[Items from a data source]
□ □ □ □ □ □ □

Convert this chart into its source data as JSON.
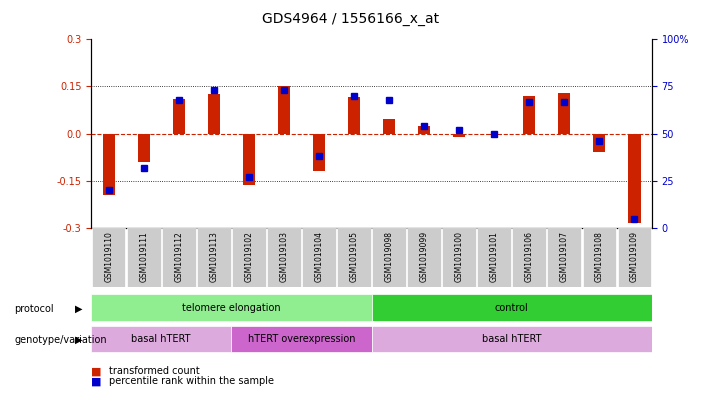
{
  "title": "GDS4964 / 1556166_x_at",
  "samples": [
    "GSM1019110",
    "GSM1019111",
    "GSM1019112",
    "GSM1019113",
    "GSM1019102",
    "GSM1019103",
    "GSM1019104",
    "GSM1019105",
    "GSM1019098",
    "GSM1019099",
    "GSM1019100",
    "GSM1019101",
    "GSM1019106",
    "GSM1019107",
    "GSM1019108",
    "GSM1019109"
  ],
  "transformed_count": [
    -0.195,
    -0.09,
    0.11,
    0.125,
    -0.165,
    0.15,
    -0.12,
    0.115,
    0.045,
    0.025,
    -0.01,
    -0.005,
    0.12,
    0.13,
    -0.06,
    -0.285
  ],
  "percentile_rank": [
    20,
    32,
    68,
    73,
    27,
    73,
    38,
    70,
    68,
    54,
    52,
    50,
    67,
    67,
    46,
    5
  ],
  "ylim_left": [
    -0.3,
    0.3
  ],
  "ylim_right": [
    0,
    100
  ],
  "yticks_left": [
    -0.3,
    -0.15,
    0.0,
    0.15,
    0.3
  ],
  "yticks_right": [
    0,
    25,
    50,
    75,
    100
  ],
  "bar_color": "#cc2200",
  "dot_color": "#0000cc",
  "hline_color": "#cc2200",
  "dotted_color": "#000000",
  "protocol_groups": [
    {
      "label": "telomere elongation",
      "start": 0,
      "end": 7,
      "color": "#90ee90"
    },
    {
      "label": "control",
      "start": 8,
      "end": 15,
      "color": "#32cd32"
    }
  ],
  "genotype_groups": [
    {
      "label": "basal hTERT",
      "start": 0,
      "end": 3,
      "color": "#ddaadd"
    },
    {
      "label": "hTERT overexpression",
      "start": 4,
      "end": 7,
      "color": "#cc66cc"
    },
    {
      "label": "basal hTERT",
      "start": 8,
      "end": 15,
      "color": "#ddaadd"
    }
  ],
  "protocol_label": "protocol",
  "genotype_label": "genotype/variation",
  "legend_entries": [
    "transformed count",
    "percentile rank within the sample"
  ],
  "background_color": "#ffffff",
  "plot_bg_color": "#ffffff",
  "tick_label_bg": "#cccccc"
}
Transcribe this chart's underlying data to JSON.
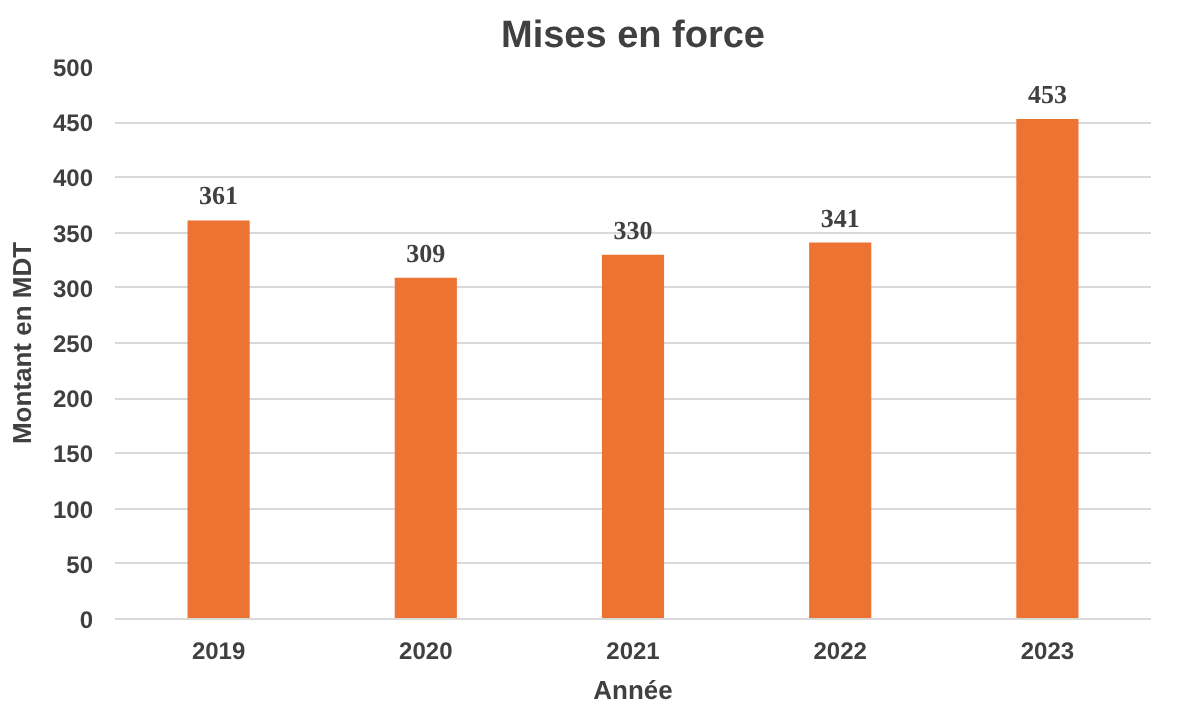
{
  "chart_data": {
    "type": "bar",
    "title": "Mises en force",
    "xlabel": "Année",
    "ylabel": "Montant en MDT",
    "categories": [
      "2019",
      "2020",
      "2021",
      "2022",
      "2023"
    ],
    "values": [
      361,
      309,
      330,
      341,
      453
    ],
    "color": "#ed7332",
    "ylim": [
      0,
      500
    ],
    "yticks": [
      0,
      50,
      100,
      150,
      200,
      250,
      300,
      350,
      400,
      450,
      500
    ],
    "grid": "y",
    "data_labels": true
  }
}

□ □ □ □ □ □ □

> **Problem to work on**: Find every line in the records that has the string "title", then state how many there are and nothing else.

> **Complete output**: 2